- **PROVIDED INFORMATION**:
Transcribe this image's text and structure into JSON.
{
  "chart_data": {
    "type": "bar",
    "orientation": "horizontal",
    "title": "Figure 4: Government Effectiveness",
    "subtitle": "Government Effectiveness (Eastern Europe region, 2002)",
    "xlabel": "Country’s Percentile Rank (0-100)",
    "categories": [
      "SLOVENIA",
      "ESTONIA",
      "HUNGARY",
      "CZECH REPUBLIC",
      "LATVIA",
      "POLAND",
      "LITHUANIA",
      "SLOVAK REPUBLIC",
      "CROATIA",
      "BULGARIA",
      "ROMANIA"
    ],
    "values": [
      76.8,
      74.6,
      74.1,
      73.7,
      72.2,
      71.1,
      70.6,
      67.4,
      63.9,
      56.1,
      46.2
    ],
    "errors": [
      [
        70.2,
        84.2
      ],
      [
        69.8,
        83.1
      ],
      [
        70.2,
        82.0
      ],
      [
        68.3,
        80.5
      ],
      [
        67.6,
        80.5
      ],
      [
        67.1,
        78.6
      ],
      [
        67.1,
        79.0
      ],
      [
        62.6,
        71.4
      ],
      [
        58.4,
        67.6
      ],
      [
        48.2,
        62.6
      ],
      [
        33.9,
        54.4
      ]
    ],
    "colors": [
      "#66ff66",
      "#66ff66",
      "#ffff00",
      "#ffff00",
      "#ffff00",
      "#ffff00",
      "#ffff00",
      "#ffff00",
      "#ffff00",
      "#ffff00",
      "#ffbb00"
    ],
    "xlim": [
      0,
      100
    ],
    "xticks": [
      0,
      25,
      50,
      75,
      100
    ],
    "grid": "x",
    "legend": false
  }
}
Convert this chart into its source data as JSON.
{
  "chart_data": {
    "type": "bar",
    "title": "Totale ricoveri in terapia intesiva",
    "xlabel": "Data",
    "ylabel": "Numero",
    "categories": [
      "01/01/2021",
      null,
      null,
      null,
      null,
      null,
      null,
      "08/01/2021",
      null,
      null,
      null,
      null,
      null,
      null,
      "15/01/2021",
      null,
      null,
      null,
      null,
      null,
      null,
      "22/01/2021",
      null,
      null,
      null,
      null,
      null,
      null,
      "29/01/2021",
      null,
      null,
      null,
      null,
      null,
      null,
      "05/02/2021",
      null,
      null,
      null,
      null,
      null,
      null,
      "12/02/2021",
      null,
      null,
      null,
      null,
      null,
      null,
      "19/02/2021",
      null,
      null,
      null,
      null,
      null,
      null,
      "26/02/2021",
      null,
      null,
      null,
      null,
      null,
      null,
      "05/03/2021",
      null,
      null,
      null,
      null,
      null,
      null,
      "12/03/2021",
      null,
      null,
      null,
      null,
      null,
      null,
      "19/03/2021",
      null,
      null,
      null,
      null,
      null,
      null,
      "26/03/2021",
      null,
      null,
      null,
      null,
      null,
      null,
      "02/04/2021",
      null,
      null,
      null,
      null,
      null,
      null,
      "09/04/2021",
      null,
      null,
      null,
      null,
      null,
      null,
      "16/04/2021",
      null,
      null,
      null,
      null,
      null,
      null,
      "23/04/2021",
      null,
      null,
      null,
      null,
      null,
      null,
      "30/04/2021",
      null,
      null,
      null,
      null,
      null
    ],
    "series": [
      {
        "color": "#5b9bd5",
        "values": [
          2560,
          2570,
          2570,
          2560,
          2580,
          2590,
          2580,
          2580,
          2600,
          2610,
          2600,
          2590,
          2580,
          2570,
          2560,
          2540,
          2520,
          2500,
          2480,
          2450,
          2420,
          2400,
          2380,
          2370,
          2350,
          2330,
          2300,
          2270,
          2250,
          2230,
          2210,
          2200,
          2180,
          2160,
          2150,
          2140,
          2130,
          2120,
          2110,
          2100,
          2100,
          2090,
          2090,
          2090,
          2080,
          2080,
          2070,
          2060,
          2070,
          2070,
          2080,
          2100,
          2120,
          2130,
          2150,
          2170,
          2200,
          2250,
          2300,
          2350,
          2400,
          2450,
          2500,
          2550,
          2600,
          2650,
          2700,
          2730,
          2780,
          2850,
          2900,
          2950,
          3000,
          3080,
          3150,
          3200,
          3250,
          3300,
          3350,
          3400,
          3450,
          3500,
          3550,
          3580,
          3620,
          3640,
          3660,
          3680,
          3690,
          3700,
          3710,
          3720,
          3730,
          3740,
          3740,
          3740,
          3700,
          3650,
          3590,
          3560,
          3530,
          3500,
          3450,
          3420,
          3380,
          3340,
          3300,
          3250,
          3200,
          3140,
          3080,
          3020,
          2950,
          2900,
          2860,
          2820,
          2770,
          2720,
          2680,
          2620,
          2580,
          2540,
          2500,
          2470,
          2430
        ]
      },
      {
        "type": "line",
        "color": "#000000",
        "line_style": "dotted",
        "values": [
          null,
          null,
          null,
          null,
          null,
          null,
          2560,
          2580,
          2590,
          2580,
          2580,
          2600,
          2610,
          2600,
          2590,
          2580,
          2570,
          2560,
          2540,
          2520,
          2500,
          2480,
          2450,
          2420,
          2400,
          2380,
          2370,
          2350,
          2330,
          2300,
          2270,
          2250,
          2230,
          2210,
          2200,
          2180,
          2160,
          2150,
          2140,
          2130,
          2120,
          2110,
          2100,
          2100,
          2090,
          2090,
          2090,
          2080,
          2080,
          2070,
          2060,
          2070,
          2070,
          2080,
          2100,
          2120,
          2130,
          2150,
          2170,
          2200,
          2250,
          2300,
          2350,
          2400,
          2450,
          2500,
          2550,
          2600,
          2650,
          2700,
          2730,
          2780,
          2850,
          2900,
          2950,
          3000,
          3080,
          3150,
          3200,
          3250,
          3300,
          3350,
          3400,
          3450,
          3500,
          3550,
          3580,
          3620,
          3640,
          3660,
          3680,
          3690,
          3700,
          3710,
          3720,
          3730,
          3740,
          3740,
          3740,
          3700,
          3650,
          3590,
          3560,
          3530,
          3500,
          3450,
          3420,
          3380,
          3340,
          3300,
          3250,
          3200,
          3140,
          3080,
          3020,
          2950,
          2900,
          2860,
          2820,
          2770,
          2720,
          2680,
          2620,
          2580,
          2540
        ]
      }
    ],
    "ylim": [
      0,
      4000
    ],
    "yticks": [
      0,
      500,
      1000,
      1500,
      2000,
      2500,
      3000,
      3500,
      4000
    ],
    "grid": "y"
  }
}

- **WORK TO DO**:
Nothing should be left out: return all of the records exactly.

- **RESPONSE BELOW**:
Transcribe this image's text and structure into JSON.
{
  "chart_data": {
    "type": "bar",
    "orientation": "horizontal",
    "title": "Figure 4: Government Effectiveness",
    "subtitle": "Government Effectiveness (Eastern Europe region, 2002)",
    "xlabel": "Country’s Percentile Rank (0-100)",
    "categories": [
      "SLOVENIA",
      "ESTONIA",
      "HUNGARY",
      "CZECH REPUBLIC",
      "LATVIA",
      "POLAND",
      "LITHUANIA",
      "SLOVAK REPUBLIC",
      "CROATIA",
      "BULGARIA",
      "ROMANIA"
    ],
    "values": [
      76.8,
      74.6,
      74.1,
      73.7,
      72.2,
      71.1,
      70.6,
      67.4,
      63.9,
      56.1,
      46.2
    ],
    "errors": [
      [
        70.2,
        84.2
      ],
      [
        69.8,
        83.1
      ],
      [
        70.2,
        82.0
      ],
      [
        68.3,
        80.5
      ],
      [
        67.6,
        80.5
      ],
      [
        67.1,
        78.6
      ],
      [
        67.1,
        79.0
      ],
      [
        62.6,
        71.4
      ],
      [
        58.4,
        67.6
      ],
      [
        48.2,
        62.6
      ],
      [
        33.9,
        54.4
      ]
    ],
    "colors": [
      "#66ff66",
      "#66ff66",
      "#ffff00",
      "#ffff00",
      "#ffff00",
      "#ffff00",
      "#ffff00",
      "#ffff00",
      "#ffff00",
      "#ffff00",
      "#ffbb00"
    ],
    "xlim": [
      0,
      100
    ],
    "xticks": [
      0,
      25,
      50,
      75,
      100
    ],
    "grid": "x",
    "legend": false
  }
}
Convert this chart into its source data as JSON.
{
  "chart_data": {
    "type": "bar",
    "title": "Totale ricoveri in terapia intesiva",
    "xlabel": "Data",
    "ylabel": "Numero",
    "categories": [
      "01/01/2021",
      null,
      null,
      null,
      null,
      null,
      null,
      "08/01/2021",
      null,
      null,
      null,
      null,
      null,
      null,
      "15/01/2021",
      null,
      null,
      null,
      null,
      null,
      null,
      "22/01/2021",
      null,
      null,
      null,
      null,
      null,
      null,
      "29/01/2021",
      null,
      null,
      null,
      null,
      null,
      null,
      "05/02/2021",
      null,
      null,
      null,
      null,
      null,
      null,
      "12/02/2021",
      null,
      null,
      null,
      null,
      null,
      null,
      "19/02/2021",
      null,
      null,
      null,
      null,
      null,
      null,
      "26/02/2021",
      null,
      null,
      null,
      null,
      null,
      null,
      "05/03/2021",
      null,
      null,
      null,
      null,
      null,
      null,
      "12/03/2021",
      null,
      null,
      null,
      null,
      null,
      null,
      "19/03/2021",
      null,
      null,
      null,
      null,
      null,
      null,
      "26/03/2021",
      null,
      null,
      null,
      null,
      null,
      null,
      "02/04/2021",
      null,
      null,
      null,
      null,
      null,
      null,
      "09/04/2021",
      null,
      null,
      null,
      null,
      null,
      null,
      "16/04/2021",
      null,
      null,
      null,
      null,
      null,
      null,
      "23/04/2021",
      null,
      null,
      null,
      null,
      null,
      null,
      "30/04/2021",
      null,
      null,
      null,
      null,
      null
    ],
    "series": [
      {
        "color": "#5b9bd5",
        "values": [
          2560,
          2570,
          2570,
          2560,
          2580,
          2590,
          2580,
          2580,
          2600,
          2610,
          2600,
          2590,
          2580,
          2570,
          2560,
          2540,
          2520,
          2500,
          2480,
          2450,
          2420,
          2400,
          2380,
          2370,
          2350,
          2330,
          2300,
          2270,
          2250,
          2230,
          2210,
          2200,
          2180,
          2160,
          2150,
          2140,
          2130,
          2120,
          2110,
          2100,
          2100,
          2090,
          2090,
          2090,
          2080,
          2080,
          2070,
          2060,
          2070,
          2070,
          2080,
          2100,
          2120,
          2130,
          2150,
          2170,
          2200,
          2250,
          2300,
          2350,
          2400,
          2450,
          2500,
          2550,
          2600,
          2650,
          2700,
          2730,
          2780,
          2850,
          2900,
          2950,
          3000,
          3080,
          3150,
          3200,
          3250,
          3300,
          3350,
          3400,
          3450,
          3500,
          3550,
          3580,
          3620,
          3640,
          3660,
          3680,
          3690,
          3700,
          3710,
          3720,
          3730,
          3740,
          3740,
          3740,
          3700,
          3650,
          3590,
          3560,
          3530,
          3500,
          3450,
          3420,
          3380,
          3340,
          3300,
          3250,
          3200,
          3140,
          3080,
          3020,
          2950,
          2900,
          2860,
          2820,
          2770,
          2720,
          2680,
          2620,
          2580,
          2540,
          2500,
          2470,
          2430
        ]
      },
      {
        "type": "line",
        "color": "#000000",
        "line_style": "dotted",
        "values": [
          null,
          null,
          null,
          null,
          null,
          null,
          2560,
          2580,
          2590,
          2580,
          2580,
          2600,
          2610,
          2600,
          2590,
          2580,
          2570,
          2560,
          2540,
          2520,
          2500,
          2480,
          2450,
          2420,
          2400,
          2380,
          2370,
          2350,
          2330,
          2300,
          2270,
          2250,
          2230,
          2210,
          2200,
          2180,
          2160,
          2150,
          2140,
          2130,
          2120,
          2110,
          2100,
          2100,
          2090,
          2090,
          2090,
          2080,
          2080,
          2070,
          2060,
          2070,
          2070,
          2080,
          2100,
          2120,
          2130,
          2150,
          2170,
          2200,
          2250,
          2300,
          2350,
          2400,
          2450,
          2500,
          2550,
          2600,
          2650,
          2700,
          2730,
          2780,
          2850,
          2900,
          2950,
          3000,
          3080,
          3150,
          3200,
          3250,
          3300,
          3350,
          3400,
          3450,
          3500,
          3550,
          3580,
          3620,
          3640,
          3660,
          3680,
          3690,
          3700,
          3710,
          3720,
          3730,
          3740,
          3740,
          3740,
          3700,
          3650,
          3590,
          3560,
          3530,
          3500,
          3450,
          3420,
          3380,
          3340,
          3300,
          3250,
          3200,
          3140,
          3080,
          3020,
          2950,
          2900,
          2860,
          2820,
          2770,
          2720,
          2680,
          2620,
          2580,
          2540
        ]
      }
    ],
    "ylim": [
      0,
      4000
    ],
    "yticks": [
      0,
      500,
      1000,
      1500,
      2000,
      2500,
      3000,
      3500,
      4000
    ],
    "grid": "y"
  }
}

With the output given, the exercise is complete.